— BEGIN RECORDED DATA —

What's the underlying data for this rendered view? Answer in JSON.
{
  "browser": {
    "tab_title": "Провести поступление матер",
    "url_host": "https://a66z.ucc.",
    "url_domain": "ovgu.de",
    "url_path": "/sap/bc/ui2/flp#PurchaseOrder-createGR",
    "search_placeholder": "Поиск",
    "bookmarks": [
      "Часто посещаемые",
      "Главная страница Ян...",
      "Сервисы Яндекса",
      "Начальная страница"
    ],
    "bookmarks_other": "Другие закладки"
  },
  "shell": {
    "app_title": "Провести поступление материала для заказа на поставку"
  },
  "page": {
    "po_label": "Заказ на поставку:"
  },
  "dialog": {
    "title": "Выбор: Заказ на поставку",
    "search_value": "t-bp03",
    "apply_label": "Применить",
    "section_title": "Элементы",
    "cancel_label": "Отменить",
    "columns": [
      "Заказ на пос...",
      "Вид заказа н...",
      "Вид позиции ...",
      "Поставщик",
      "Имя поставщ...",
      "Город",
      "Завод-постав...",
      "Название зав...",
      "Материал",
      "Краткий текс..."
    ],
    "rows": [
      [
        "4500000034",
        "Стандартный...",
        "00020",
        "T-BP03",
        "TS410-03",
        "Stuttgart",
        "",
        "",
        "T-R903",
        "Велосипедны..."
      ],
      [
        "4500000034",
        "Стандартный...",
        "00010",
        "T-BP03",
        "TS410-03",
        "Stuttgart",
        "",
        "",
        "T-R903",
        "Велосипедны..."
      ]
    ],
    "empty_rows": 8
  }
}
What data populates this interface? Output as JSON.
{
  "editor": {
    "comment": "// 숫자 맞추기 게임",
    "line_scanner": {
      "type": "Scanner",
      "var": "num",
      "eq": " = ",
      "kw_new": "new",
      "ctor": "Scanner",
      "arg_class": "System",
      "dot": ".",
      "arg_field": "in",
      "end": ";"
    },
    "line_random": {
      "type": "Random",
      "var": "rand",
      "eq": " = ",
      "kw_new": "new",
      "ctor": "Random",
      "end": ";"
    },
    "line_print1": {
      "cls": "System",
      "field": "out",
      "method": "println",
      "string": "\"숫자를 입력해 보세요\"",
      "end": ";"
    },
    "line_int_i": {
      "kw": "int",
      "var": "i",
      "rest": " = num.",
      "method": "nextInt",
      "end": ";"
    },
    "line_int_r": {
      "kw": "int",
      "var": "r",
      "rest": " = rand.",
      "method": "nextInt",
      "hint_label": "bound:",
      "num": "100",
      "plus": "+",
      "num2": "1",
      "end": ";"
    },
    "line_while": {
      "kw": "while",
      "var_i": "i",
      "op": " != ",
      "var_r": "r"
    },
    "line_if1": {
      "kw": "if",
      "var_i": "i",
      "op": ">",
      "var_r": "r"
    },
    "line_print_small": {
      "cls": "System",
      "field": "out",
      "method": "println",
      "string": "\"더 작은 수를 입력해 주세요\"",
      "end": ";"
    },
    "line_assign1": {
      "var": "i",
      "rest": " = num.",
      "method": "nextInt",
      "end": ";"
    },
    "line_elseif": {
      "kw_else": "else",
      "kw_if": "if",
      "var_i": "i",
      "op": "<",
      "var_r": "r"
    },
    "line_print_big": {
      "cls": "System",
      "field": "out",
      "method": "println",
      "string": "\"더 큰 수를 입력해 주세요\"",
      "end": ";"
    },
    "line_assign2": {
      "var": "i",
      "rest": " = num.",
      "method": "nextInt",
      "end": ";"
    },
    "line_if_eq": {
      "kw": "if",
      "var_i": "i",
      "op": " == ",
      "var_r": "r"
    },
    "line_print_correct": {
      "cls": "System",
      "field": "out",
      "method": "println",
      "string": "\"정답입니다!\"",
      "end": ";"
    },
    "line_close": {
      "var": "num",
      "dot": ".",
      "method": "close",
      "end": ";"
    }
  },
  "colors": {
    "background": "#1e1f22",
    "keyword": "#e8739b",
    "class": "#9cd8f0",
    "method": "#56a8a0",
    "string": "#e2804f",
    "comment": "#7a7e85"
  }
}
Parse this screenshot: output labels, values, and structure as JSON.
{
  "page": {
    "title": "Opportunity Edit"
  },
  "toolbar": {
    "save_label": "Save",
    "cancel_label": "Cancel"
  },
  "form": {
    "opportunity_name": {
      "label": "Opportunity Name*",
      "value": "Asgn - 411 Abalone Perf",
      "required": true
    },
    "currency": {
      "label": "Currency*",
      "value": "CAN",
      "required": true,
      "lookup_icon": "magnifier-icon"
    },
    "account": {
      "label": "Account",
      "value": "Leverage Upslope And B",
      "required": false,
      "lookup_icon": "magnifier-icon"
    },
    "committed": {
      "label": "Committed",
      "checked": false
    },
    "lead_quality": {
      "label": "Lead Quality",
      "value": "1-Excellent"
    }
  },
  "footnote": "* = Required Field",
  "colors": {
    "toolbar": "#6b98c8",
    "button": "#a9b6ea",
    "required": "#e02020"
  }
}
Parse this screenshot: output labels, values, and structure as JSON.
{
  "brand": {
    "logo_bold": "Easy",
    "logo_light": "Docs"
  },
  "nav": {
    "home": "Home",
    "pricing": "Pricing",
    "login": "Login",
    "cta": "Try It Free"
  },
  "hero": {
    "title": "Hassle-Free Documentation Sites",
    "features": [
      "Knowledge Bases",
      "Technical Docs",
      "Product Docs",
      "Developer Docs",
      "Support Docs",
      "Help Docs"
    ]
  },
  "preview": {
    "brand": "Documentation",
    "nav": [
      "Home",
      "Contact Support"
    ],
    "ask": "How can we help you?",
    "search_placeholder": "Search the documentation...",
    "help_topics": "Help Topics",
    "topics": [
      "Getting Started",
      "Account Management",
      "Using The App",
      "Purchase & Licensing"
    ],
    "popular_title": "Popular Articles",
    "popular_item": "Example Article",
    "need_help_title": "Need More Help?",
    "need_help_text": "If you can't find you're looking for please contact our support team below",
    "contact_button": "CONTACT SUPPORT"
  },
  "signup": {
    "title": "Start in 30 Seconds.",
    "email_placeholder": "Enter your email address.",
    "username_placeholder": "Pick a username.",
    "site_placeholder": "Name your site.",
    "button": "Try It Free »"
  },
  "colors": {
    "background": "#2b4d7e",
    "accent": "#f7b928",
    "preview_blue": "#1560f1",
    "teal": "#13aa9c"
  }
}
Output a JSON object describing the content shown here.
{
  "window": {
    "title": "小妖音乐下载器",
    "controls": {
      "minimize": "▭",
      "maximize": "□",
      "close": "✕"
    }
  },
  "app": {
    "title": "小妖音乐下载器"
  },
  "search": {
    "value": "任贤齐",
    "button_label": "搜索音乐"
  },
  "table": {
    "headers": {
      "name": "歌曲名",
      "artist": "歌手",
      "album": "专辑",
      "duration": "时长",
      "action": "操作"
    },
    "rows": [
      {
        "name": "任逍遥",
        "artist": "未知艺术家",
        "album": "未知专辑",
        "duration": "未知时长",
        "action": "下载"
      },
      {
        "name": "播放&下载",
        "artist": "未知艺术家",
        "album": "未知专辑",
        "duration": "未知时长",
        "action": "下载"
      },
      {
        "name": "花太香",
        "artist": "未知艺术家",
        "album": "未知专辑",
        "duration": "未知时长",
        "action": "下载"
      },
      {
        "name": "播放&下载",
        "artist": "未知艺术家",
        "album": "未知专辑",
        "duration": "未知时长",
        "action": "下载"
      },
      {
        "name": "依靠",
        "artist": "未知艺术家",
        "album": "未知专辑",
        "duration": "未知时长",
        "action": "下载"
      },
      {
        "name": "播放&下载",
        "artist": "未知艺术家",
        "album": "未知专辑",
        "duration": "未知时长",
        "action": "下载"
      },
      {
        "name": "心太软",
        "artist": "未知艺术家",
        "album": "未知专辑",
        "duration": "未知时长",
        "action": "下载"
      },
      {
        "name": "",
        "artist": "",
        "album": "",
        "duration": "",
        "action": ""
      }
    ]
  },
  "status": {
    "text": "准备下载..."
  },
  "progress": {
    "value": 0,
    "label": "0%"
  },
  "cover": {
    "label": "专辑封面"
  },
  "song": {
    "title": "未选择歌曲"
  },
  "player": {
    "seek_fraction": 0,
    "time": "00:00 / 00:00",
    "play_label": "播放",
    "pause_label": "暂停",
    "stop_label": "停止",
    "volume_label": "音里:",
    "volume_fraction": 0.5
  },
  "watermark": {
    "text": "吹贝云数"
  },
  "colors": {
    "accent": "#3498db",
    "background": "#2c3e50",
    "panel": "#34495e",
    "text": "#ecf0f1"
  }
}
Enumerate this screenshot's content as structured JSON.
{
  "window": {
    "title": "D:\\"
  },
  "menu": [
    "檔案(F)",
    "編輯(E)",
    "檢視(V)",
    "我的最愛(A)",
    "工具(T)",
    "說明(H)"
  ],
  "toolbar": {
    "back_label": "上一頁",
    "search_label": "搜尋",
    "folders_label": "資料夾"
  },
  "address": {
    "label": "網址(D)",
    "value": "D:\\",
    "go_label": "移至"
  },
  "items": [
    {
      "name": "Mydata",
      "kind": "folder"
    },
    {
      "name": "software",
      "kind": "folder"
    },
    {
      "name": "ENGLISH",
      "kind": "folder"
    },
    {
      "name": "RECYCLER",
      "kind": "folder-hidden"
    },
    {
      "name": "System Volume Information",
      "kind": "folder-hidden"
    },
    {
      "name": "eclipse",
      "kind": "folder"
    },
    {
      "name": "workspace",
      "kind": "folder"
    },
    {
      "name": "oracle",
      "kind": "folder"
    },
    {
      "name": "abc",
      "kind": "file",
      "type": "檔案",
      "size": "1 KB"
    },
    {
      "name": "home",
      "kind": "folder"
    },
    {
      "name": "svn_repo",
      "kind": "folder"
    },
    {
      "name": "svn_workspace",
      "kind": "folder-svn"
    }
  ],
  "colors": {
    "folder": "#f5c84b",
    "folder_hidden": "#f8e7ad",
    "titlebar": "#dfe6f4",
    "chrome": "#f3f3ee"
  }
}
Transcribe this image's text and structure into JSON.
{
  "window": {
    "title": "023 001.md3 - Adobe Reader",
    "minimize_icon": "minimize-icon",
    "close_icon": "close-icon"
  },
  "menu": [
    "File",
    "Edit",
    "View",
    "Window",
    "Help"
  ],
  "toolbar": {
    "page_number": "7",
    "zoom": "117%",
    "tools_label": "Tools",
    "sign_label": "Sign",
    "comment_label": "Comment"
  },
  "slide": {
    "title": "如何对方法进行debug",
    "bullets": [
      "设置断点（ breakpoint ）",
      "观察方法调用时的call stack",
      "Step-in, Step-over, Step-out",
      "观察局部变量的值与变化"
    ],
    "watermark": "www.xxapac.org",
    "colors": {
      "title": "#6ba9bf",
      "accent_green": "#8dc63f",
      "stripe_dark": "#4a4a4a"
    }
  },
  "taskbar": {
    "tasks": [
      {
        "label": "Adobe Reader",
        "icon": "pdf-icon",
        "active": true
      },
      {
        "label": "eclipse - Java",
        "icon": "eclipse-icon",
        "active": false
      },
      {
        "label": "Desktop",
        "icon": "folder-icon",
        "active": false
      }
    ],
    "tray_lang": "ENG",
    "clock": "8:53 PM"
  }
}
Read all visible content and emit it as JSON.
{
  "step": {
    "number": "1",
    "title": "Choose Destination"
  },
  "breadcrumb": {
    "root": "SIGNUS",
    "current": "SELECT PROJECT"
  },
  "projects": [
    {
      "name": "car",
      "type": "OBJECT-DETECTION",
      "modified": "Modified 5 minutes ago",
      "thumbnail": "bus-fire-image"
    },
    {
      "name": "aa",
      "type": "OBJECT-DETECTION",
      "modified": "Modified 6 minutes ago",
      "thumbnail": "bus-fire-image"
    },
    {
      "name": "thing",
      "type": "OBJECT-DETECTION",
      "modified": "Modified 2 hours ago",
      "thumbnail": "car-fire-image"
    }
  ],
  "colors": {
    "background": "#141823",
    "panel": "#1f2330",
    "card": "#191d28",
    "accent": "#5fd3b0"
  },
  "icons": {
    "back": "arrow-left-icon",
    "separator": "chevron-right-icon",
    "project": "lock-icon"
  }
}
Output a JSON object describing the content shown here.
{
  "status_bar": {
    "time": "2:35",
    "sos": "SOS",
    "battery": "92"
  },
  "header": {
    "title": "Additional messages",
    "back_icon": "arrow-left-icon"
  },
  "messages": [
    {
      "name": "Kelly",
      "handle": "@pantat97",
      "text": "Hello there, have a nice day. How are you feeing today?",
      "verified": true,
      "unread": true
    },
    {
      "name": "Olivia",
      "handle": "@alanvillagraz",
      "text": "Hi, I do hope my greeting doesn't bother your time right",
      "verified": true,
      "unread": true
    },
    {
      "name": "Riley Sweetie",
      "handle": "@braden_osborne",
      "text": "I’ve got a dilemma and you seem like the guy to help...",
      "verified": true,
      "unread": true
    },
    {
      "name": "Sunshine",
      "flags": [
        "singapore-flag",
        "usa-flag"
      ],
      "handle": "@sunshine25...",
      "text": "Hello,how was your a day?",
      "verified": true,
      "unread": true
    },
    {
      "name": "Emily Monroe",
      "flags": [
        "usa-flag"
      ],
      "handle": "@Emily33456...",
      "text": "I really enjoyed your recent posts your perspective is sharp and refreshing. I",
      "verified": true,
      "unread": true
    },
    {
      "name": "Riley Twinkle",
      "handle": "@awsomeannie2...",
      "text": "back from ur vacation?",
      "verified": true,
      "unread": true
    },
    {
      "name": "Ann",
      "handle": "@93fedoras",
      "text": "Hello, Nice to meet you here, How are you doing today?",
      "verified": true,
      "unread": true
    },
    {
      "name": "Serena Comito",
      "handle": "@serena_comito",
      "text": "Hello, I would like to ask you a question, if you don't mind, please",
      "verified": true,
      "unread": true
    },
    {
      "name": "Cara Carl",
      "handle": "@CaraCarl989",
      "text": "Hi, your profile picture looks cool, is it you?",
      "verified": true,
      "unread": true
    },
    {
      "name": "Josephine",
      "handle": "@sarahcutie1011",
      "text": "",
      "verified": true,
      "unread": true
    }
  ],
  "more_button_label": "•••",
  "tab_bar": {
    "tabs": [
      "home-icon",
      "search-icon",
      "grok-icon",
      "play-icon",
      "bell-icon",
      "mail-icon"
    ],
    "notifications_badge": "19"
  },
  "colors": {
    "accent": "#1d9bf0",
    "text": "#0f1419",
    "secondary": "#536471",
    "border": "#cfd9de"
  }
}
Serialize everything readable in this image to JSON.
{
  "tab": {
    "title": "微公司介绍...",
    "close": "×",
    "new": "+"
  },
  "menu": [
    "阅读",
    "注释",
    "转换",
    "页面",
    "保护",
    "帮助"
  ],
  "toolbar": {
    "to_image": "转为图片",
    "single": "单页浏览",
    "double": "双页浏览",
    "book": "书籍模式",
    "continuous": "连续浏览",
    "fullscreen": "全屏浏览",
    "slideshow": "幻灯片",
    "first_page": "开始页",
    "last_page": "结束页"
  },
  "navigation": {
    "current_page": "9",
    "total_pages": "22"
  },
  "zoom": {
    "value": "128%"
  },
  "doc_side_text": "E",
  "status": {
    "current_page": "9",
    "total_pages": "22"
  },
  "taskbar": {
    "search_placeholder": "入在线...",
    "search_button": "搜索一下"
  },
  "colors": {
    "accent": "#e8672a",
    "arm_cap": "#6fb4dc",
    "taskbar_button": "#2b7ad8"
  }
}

— END RECORDED DATA —

TO DO: Reply with only the number of lines in the material above where the string "Modified" appears.

OUTPUT FOR THIS EXERCISE: 3